### Directions
The data below should be restated word for word, with every picture omitted.

### Supplied material

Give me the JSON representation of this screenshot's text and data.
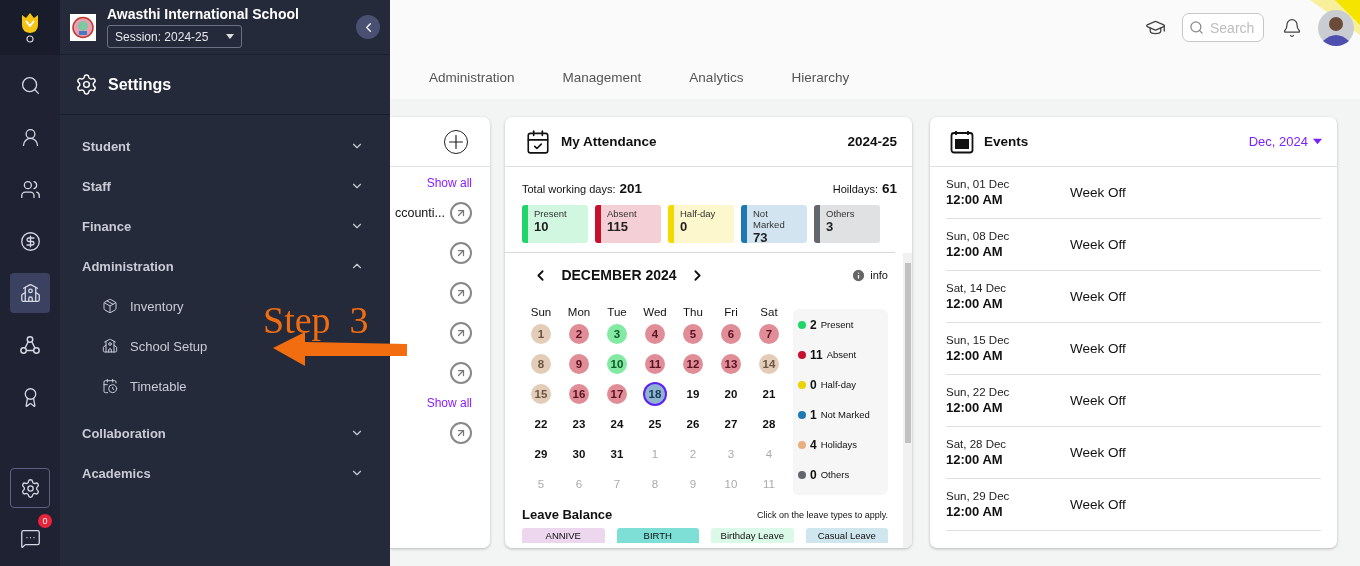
{
  "rail": {
    "top": [
      {
        "selected": false,
        "open": false
      },
      {
        "selected": false,
        "open": false
      },
      {
        "selected": false,
        "open": false
      },
      {
        "selected": false,
        "open": false
      },
      {
        "selected": true,
        "open": false
      },
      {
        "selected": false,
        "open": false
      },
      {
        "selected": false,
        "open": false
      }
    ],
    "bottom": [
      {
        "selected": false,
        "open": true
      },
      {
        "selected": false,
        "open": false,
        "badge": "0"
      }
    ]
  },
  "panel": {
    "school_name": "Awasthi International School",
    "session": "Session: 2024-25",
    "heading": "Settings",
    "menu": [
      {
        "label": "Student",
        "expanded": false
      },
      {
        "label": "Staff",
        "expanded": false
      },
      {
        "label": "Finance",
        "expanded": false
      },
      {
        "label": "Administration",
        "expanded": true,
        "children": [
          {
            "label": "Inventory"
          },
          {
            "label": "School Setup"
          },
          {
            "label": "Timetable"
          }
        ]
      },
      {
        "label": "Collaboration",
        "expanded": false
      },
      {
        "label": "Academics",
        "expanded": false
      }
    ]
  },
  "annotation": {
    "text": "Step  3"
  },
  "header": {
    "search_placeholder": "Search"
  },
  "tabs": [
    "Administration",
    "Management",
    "Analytics",
    "Hierarchy"
  ],
  "partial_card": {
    "items": [
      {
        "kind": "link",
        "label": "Show all"
      },
      {
        "kind": "row",
        "text": "ccounti..."
      },
      {
        "kind": "row"
      },
      {
        "kind": "row"
      },
      {
        "kind": "row"
      },
      {
        "kind": "row"
      },
      {
        "kind": "link",
        "label": "Show all"
      },
      {
        "kind": "row"
      }
    ]
  },
  "attendance": {
    "title": "My Attendance",
    "year": "2024-25",
    "working_label": "Total working days:",
    "working_value": "201",
    "holidays_label": "Hoildays:",
    "holidays_value": "61",
    "tiles": [
      {
        "label": "Present",
        "value": "10",
        "color": "#1ed66a"
      },
      {
        "label": "Absent",
        "value": "115",
        "color": "#c8102e"
      },
      {
        "label": "Half-day",
        "value": "0",
        "color": "#f2d900"
      },
      {
        "label": "Not Marked",
        "value": "73",
        "color": "#1f77b4"
      },
      {
        "label": "Others",
        "value": "3",
        "color": "#62676d"
      }
    ],
    "month": "DECEMBER 2024",
    "info": "info",
    "weekdays": [
      "Sun",
      "Mon",
      "Tue",
      "Wed",
      "Thu",
      "Fri",
      "Sat"
    ],
    "weeks": [
      [
        {
          "day": "1",
          "kind": "holiday",
          "selected": false
        },
        {
          "day": "2",
          "kind": "absent",
          "selected": false
        },
        {
          "day": "3",
          "kind": "present",
          "selected": false
        },
        {
          "day": "4",
          "kind": "absent",
          "selected": false
        },
        {
          "day": "5",
          "kind": "absent",
          "selected": false
        },
        {
          "day": "6",
          "kind": "absent",
          "selected": false
        },
        {
          "day": "7",
          "kind": "absent",
          "selected": false
        }
      ],
      [
        {
          "day": "8",
          "kind": "holiday",
          "selected": false
        },
        {
          "day": "9",
          "kind": "absent",
          "selected": false
        },
        {
          "day": "10",
          "kind": "present",
          "selected": false
        },
        {
          "day": "11",
          "kind": "absent",
          "selected": false
        },
        {
          "day": "12",
          "kind": "absent",
          "selected": false
        },
        {
          "day": "13",
          "kind": "absent",
          "selected": false
        },
        {
          "day": "14",
          "kind": "holiday",
          "selected": false
        }
      ],
      [
        {
          "day": "15",
          "kind": "holiday",
          "selected": false
        },
        {
          "day": "16",
          "kind": "absent",
          "selected": false
        },
        {
          "day": "17",
          "kind": "absent",
          "selected": false
        },
        {
          "day": "18",
          "kind": "unmarked",
          "selected": true
        },
        {
          "day": "19",
          "kind": "plain",
          "selected": false
        },
        {
          "day": "20",
          "kind": "plain",
          "selected": false
        },
        {
          "day": "21",
          "kind": "plain",
          "selected": false
        }
      ],
      [
        {
          "day": "22",
          "kind": "plain",
          "selected": false
        },
        {
          "day": "23",
          "kind": "plain",
          "selected": false
        },
        {
          "day": "24",
          "kind": "plain",
          "selected": false
        },
        {
          "day": "25",
          "kind": "plain",
          "selected": false
        },
        {
          "day": "26",
          "kind": "plain",
          "selected": false
        },
        {
          "day": "27",
          "kind": "plain",
          "selected": false
        },
        {
          "day": "28",
          "kind": "plain",
          "selected": false
        }
      ],
      [
        {
          "day": "29",
          "kind": "plain",
          "selected": false
        },
        {
          "day": "30",
          "kind": "plain",
          "selected": false
        },
        {
          "day": "31",
          "kind": "plain",
          "selected": false
        },
        {
          "day": "1",
          "kind": "outside",
          "selected": false
        },
        {
          "day": "2",
          "kind": "outside",
          "selected": false
        },
        {
          "day": "3",
          "kind": "outside",
          "selected": false
        },
        {
          "day": "4",
          "kind": "outside",
          "selected": false
        }
      ],
      [
        {
          "day": "5",
          "kind": "outside",
          "selected": false
        },
        {
          "day": "6",
          "kind": "outside",
          "selected": false
        },
        {
          "day": "7",
          "kind": "outside",
          "selected": false
        },
        {
          "day": "8",
          "kind": "outside",
          "selected": false
        },
        {
          "day": "9",
          "kind": "outside",
          "selected": false
        },
        {
          "day": "10",
          "kind": "outside",
          "selected": false
        },
        {
          "day": "11",
          "kind": "outside",
          "selected": false
        }
      ]
    ],
    "legend": [
      {
        "count": "2",
        "label": "Present",
        "color": "#1ed66a"
      },
      {
        "count": "11",
        "label": "Absent",
        "color": "#c8102e"
      },
      {
        "count": "0",
        "label": "Half-day",
        "color": "#ecd400"
      },
      {
        "count": "1",
        "label": "Not Marked",
        "color": "#1f77b4"
      },
      {
        "count": "4",
        "label": "Holidays",
        "color": "#e8b07f"
      },
      {
        "count": "0",
        "label": "Others",
        "color": "#62676d"
      }
    ],
    "leave_title": "Leave Balance",
    "leave_hint": "Click on the leave types to apply.",
    "leaves": [
      {
        "label": "ANNIVE",
        "color": "#ecd7ef"
      },
      {
        "label": "BIRTH",
        "color": "#7ddfd6"
      },
      {
        "label": "Birthday Leave",
        "color": "#daf9e6"
      },
      {
        "label": "Casual Leave",
        "color": "#cfe6ee"
      }
    ]
  },
  "events": {
    "title": "Events",
    "month": "Dec, 2024",
    "rows": [
      {
        "date": "Sun, 01 Dec",
        "time": "12:00 AM",
        "title": "Week Off"
      },
      {
        "date": "Sun, 08 Dec",
        "time": "12:00 AM",
        "title": "Week Off"
      },
      {
        "date": "Sat, 14 Dec",
        "time": "12:00 AM",
        "title": "Week Off"
      },
      {
        "date": "Sun, 15 Dec",
        "time": "12:00 AM",
        "title": "Week Off"
      },
      {
        "date": "Sun, 22 Dec",
        "time": "12:00 AM",
        "title": "Week Off"
      },
      {
        "date": "Sat, 28 Dec",
        "time": "12:00 AM",
        "title": "Week Off"
      },
      {
        "date": "Sun, 29 Dec",
        "time": "12:00 AM",
        "title": "Week Off"
      }
    ]
  }
}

### The answer
Give me the JSON representation of this screenshot's text and data.
{
  "rail": {
    "top": [
      {
        "selected": false,
        "open": false
      },
      {
        "selected": false,
        "open": false
      },
      {
        "selected": false,
        "open": false
      },
      {
        "selected": false,
        "open": false
      },
      {
        "selected": true,
        "open": false
      },
      {
        "selected": false,
        "open": false
      },
      {
        "selected": false,
        "open": false
      }
    ],
    "bottom": [
      {
        "selected": false,
        "open": true
      },
      {
        "selected": false,
        "open": false,
        "badge": "0"
      }
    ]
  },
  "panel": {
    "school_name": "Awasthi International School",
    "session": "Session: 2024-25",
    "heading": "Settings",
    "menu": [
      {
        "label": "Student",
        "expanded": false
      },
      {
        "label": "Staff",
        "expanded": false
      },
      {
        "label": "Finance",
        "expanded": false
      },
      {
        "label": "Administration",
        "expanded": true,
        "children": [
          {
            "label": "Inventory"
          },
          {
            "label": "School Setup"
          },
          {
            "label": "Timetable"
          }
        ]
      },
      {
        "label": "Collaboration",
        "expanded": false
      },
      {
        "label": "Academics",
        "expanded": false
      }
    ]
  },
  "annotation": {
    "text": "Step  3"
  },
  "header": {
    "search_placeholder": "Search"
  },
  "tabs": [
    "Administration",
    "Management",
    "Analytics",
    "Hierarchy"
  ],
  "partial_card": {
    "items": [
      {
        "kind": "link",
        "label": "Show all"
      },
      {
        "kind": "row",
        "text": "ccounti..."
      },
      {
        "kind": "row"
      },
      {
        "kind": "row"
      },
      {
        "kind": "row"
      },
      {
        "kind": "row"
      },
      {
        "kind": "link",
        "label": "Show all"
      },
      {
        "kind": "row"
      }
    ]
  },
  "attendance": {
    "title": "My Attendance",
    "year": "2024-25",
    "working_label": "Total working days:",
    "working_value": "201",
    "holidays_label": "Hoildays:",
    "holidays_value": "61",
    "tiles": [
      {
        "label": "Present",
        "value": "10",
        "color": "#1ed66a"
      },
      {
        "label": "Absent",
        "value": "115",
        "color": "#c8102e"
      },
      {
        "label": "Half-day",
        "value": "0",
        "color": "#f2d900"
      },
      {
        "label": "Not Marked",
        "value": "73",
        "color": "#1f77b4"
      },
      {
        "label": "Others",
        "value": "3",
        "color": "#62676d"
      }
    ],
    "month": "DECEMBER 2024",
    "info": "info",
    "weekdays": [
      "Sun",
      "Mon",
      "Tue",
      "Wed",
      "Thu",
      "Fri",
      "Sat"
    ],
    "weeks": [
      [
        {
          "day": "1",
          "kind": "holiday",
          "selected": false
        },
        {
          "day": "2",
          "kind": "absent",
          "selected": false
        },
        {
          "day": "3",
          "kind": "present",
          "selected": false
        },
        {
          "day": "4",
          "kind": "absent",
          "selected": false
        },
        {
          "day": "5",
          "kind": "absent",
          "selected": false
        },
        {
          "day": "6",
          "kind": "absent",
          "selected": false
        },
        {
          "day": "7",
          "kind": "absent",
          "selected": false
        }
      ],
      [
        {
          "day": "8",
          "kind": "holiday",
          "selected": false
        },
        {
          "day": "9",
          "kind": "absent",
          "selected": false
        },
        {
          "day": "10",
          "kind": "present",
          "selected": false
        },
        {
          "day": "11",
          "kind": "absent",
          "selected": false
        },
        {
          "day": "12",
          "kind": "absent",
          "selected": false
        },
        {
          "day": "13",
          "kind": "absent",
          "selected": false
        },
        {
          "day": "14",
          "kind": "holiday",
          "selected": false
        }
      ],
      [
        {
          "day": "15",
          "kind": "holiday",
          "selected": false
        },
        {
          "day": "16",
          "kind": "absent",
          "selected": false
        },
        {
          "day": "17",
          "kind": "absent",
          "selected": false
        },
        {
          "day": "18",
          "kind": "unmarked",
          "selected": true
        },
        {
          "day": "19",
          "kind": "plain",
          "selected": false
        },
        {
          "day": "20",
          "kind": "plain",
          "selected": false
        },
        {
          "day": "21",
          "kind": "plain",
          "selected": false
        }
      ],
      [
        {
          "day": "22",
          "kind": "plain",
          "selected": false
        },
        {
          "day": "23",
          "kind": "plain",
          "selected": false
        },
        {
          "day": "24",
          "kind": "plain",
          "selected": false
        },
        {
          "day": "25",
          "kind": "plain",
          "selected": false
        },
        {
          "day": "26",
          "kind": "plain",
          "selected": false
        },
        {
          "day": "27",
          "kind": "plain",
          "selected": false
        },
        {
          "day": "28",
          "kind": "plain",
          "selected": false
        }
      ],
      [
        {
          "day": "29",
          "kind": "plain",
          "selected": false
        },
        {
          "day": "30",
          "kind": "plain",
          "selected": false
        },
        {
          "day": "31",
          "kind": "plain",
          "selected": false
        },
        {
          "day": "1",
          "kind": "outside",
          "selected": false
        },
        {
          "day": "2",
          "kind": "outside",
          "selected": false
        },
        {
          "day": "3",
          "kind": "outside",
          "selected": false
        },
        {
          "day": "4",
          "kind": "outside",
          "selected": false
        }
      ],
      [
        {
          "day": "5",
          "kind": "outside",
          "selected": false
        },
        {
          "day": "6",
          "kind": "outside",
          "selected": false
        },
        {
          "day": "7",
          "kind": "outside",
          "selected": false
        },
        {
          "day": "8",
          "kind": "outside",
          "selected": false
        },
        {
          "day": "9",
          "kind": "outside",
          "selected": false
        },
        {
          "day": "10",
          "kind": "outside",
          "selected": false
        },
        {
          "day": "11",
          "kind": "outside",
          "selected": false
        }
      ]
    ],
    "legend": [
      {
        "count": "2",
        "label": "Present",
        "color": "#1ed66a"
      },
      {
        "count": "11",
        "label": "Absent",
        "color": "#c8102e"
      },
      {
        "count": "0",
        "label": "Half-day",
        "color": "#ecd400"
      },
      {
        "count": "1",
        "label": "Not Marked",
        "color": "#1f77b4"
      },
      {
        "count": "4",
        "label": "Holidays",
        "color": "#e8b07f"
      },
      {
        "count": "0",
        "label": "Others",
        "color": "#62676d"
      }
    ],
    "leave_title": "Leave Balance",
    "leave_hint": "Click on the leave types to apply.",
    "leaves": [
      {
        "label": "ANNIVE",
        "color": "#ecd7ef"
      },
      {
        "label": "BIRTH",
        "color": "#7ddfd6"
      },
      {
        "label": "Birthday Leave",
        "color": "#daf9e6"
      },
      {
        "label": "Casual Leave",
        "color": "#cfe6ee"
      }
    ]
  },
  "events": {
    "title": "Events",
    "month": "Dec, 2024",
    "rows": [
      {
        "date": "Sun, 01 Dec",
        "time": "12:00 AM",
        "title": "Week Off"
      },
      {
        "date": "Sun, 08 Dec",
        "time": "12:00 AM",
        "title": "Week Off"
      },
      {
        "date": "Sat, 14 Dec",
        "time": "12:00 AM",
        "title": "Week Off"
      },
      {
        "date": "Sun, 15 Dec",
        "time": "12:00 AM",
        "title": "Week Off"
      },
      {
        "date": "Sun, 22 Dec",
        "time": "12:00 AM",
        "title": "Week Off"
      },
      {
        "date": "Sat, 28 Dec",
        "time": "12:00 AM",
        "title": "Week Off"
      },
      {
        "date": "Sun, 29 Dec",
        "time": "12:00 AM",
        "title": "Week Off"
      }
    ]
  }
}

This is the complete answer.